Required task:
Give the count of lines that include the string "convenzione". Add nothing to it.

===== Data rows =====

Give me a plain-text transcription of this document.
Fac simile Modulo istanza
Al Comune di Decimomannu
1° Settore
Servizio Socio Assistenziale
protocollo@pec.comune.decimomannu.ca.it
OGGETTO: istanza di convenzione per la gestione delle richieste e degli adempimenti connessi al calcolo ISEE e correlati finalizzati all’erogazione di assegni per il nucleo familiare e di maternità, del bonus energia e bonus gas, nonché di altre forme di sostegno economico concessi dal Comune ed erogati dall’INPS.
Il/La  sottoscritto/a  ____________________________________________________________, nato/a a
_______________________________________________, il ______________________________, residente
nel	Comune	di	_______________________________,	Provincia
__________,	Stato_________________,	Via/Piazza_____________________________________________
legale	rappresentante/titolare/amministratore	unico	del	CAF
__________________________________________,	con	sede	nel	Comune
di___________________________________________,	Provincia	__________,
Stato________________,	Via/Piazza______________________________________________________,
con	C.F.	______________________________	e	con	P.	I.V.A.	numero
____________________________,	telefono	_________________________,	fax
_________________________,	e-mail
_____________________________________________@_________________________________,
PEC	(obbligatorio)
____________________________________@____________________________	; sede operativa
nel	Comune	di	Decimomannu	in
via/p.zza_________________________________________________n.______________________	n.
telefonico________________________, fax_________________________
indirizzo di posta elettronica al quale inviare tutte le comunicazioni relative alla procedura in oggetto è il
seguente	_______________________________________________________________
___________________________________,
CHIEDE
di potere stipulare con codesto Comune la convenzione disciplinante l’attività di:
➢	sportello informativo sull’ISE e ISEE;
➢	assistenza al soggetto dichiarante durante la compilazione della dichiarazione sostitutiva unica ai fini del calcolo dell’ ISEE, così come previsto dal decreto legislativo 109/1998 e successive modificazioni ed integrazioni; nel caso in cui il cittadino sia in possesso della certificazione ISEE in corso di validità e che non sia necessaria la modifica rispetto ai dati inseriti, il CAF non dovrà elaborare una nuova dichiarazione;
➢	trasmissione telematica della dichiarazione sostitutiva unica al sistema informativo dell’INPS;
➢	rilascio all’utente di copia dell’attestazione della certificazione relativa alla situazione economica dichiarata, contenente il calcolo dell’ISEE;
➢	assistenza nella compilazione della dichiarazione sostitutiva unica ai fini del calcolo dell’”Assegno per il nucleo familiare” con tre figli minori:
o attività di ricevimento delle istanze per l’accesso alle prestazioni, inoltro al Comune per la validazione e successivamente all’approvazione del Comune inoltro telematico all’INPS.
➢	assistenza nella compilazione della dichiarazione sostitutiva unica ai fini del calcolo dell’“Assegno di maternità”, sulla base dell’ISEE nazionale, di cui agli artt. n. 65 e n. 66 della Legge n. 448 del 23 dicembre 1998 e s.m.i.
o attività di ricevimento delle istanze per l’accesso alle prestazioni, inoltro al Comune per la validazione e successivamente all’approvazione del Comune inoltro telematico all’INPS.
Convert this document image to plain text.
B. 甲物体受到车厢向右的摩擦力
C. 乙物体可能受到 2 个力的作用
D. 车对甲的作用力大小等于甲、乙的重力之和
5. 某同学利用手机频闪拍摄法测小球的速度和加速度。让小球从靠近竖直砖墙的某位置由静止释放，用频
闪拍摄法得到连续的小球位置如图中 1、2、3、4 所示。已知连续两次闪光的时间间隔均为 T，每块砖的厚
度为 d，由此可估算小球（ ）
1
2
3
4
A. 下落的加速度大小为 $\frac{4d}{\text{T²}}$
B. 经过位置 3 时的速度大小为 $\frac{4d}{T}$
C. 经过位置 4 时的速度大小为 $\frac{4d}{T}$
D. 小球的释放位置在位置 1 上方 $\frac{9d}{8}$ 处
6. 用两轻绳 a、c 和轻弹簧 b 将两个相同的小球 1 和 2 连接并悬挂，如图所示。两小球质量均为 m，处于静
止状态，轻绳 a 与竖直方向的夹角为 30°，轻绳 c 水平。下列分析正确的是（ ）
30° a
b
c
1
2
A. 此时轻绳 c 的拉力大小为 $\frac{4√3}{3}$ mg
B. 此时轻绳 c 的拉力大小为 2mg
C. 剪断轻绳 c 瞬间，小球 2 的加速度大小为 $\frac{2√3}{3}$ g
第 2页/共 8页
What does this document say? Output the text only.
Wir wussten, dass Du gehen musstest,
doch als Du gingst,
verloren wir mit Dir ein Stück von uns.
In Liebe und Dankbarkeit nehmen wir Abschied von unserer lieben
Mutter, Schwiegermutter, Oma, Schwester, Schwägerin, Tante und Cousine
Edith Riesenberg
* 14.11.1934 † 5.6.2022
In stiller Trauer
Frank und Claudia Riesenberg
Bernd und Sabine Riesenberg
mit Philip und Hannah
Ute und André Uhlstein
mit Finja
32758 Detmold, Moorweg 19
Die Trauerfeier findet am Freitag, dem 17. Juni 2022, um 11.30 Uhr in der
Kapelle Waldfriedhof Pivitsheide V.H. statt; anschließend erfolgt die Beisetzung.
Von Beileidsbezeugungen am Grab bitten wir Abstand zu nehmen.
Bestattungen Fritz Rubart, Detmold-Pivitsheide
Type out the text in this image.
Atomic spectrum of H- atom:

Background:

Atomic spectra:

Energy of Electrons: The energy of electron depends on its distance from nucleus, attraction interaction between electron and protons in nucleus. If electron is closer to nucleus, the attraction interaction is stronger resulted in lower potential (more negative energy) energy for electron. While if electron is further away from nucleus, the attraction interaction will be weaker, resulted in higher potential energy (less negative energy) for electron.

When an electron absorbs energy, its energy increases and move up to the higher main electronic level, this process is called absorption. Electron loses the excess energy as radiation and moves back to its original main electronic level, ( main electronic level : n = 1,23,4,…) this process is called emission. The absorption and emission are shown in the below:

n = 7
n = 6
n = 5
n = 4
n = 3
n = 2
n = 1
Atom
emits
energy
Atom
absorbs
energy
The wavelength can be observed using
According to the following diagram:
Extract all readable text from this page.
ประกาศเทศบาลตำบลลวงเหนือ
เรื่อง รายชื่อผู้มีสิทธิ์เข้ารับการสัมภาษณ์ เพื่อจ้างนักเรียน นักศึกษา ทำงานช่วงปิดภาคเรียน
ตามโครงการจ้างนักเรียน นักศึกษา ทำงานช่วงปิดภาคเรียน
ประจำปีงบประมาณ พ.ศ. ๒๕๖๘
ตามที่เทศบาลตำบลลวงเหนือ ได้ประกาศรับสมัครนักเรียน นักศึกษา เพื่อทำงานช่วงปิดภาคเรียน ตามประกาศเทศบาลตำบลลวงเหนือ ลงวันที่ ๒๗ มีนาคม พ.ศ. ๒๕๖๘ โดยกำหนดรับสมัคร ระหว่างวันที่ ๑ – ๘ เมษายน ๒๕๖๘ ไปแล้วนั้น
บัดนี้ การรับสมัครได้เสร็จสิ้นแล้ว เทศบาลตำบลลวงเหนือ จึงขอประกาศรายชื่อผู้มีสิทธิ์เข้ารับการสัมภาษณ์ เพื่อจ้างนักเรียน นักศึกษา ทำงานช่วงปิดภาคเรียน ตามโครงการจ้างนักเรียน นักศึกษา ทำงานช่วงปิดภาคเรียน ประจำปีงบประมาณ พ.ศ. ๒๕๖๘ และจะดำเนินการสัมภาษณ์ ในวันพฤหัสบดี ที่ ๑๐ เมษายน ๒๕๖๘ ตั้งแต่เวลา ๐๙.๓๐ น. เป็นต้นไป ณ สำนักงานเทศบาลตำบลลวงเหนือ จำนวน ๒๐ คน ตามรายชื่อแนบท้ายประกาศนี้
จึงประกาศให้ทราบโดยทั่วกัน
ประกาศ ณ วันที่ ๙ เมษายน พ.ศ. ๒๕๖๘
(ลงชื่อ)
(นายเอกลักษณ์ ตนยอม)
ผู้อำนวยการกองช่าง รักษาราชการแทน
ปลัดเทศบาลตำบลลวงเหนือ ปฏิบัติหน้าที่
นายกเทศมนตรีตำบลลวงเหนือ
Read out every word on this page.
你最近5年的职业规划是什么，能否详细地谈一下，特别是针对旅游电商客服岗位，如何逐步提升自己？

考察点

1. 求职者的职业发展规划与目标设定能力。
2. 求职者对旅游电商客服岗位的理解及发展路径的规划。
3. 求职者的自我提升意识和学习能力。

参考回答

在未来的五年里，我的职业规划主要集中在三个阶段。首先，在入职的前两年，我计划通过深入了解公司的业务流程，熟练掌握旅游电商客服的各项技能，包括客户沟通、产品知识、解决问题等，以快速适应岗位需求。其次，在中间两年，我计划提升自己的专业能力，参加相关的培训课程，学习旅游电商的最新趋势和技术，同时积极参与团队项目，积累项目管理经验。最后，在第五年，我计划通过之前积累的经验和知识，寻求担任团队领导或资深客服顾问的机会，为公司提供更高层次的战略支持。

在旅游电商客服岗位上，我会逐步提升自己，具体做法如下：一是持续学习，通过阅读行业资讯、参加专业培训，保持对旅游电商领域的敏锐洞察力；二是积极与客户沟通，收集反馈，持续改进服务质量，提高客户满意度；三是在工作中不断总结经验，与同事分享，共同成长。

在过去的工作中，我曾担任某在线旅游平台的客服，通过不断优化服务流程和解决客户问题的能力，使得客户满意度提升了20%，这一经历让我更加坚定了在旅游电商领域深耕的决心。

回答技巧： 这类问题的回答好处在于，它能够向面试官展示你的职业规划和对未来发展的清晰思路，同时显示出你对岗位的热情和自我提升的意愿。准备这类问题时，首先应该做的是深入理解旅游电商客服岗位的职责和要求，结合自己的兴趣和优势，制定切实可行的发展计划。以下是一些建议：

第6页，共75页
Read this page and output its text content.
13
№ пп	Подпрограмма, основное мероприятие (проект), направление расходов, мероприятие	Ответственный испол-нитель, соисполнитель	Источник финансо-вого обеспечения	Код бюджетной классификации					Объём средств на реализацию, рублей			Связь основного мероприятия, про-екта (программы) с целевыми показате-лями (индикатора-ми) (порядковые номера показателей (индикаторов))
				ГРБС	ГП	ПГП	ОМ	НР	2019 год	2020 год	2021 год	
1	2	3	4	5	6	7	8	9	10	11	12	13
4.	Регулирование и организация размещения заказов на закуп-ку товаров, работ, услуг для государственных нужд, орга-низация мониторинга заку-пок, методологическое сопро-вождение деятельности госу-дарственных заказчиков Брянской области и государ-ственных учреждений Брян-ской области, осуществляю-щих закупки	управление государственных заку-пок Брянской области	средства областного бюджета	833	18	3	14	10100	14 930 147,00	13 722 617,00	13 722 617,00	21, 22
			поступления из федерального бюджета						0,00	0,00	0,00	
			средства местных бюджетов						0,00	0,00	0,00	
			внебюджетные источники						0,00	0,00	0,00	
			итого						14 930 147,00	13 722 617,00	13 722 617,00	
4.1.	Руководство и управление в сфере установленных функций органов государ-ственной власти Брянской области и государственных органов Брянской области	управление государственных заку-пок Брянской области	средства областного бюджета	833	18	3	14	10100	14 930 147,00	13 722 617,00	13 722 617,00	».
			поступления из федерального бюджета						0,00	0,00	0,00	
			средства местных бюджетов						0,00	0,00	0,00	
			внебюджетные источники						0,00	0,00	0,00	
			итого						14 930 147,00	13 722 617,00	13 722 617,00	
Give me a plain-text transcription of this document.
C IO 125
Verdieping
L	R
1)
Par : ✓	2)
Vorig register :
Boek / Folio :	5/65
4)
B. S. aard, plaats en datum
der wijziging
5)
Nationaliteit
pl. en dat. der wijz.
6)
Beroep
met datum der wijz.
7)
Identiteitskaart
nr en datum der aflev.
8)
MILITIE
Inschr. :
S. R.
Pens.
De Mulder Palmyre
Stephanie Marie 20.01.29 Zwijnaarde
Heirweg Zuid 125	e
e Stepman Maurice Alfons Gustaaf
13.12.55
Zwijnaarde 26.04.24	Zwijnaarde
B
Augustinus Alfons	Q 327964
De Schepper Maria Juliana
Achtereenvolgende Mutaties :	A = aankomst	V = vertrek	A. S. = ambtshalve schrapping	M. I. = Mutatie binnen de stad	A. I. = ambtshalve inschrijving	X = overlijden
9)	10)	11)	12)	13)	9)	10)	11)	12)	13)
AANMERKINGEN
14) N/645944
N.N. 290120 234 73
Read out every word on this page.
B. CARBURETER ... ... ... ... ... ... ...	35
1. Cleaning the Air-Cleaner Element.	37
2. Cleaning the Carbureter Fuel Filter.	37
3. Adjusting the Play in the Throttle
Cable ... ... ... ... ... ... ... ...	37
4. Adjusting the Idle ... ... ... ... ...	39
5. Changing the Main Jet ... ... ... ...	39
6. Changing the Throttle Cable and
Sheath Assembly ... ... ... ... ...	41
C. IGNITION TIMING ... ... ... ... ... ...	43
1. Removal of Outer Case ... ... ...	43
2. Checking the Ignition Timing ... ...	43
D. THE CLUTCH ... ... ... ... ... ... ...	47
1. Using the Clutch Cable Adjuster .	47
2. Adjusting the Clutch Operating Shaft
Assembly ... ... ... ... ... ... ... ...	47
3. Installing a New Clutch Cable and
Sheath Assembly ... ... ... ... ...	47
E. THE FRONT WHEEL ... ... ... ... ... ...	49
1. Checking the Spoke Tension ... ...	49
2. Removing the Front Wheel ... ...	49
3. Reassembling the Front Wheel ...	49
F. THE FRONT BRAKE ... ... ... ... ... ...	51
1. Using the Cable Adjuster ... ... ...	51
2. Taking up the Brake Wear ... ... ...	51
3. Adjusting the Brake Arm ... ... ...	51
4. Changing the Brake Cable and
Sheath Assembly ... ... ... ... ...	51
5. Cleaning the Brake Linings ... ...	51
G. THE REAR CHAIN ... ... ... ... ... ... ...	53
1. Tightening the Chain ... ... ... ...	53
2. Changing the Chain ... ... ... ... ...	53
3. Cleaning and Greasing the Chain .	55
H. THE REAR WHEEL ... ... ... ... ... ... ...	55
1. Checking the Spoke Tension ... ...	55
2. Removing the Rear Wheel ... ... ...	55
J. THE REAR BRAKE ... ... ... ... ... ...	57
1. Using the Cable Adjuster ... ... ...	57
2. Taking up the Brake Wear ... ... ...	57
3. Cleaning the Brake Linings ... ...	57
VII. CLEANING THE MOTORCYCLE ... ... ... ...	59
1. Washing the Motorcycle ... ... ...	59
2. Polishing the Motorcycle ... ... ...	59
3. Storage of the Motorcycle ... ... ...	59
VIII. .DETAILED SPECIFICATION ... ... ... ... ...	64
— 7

=====

Written answer:
2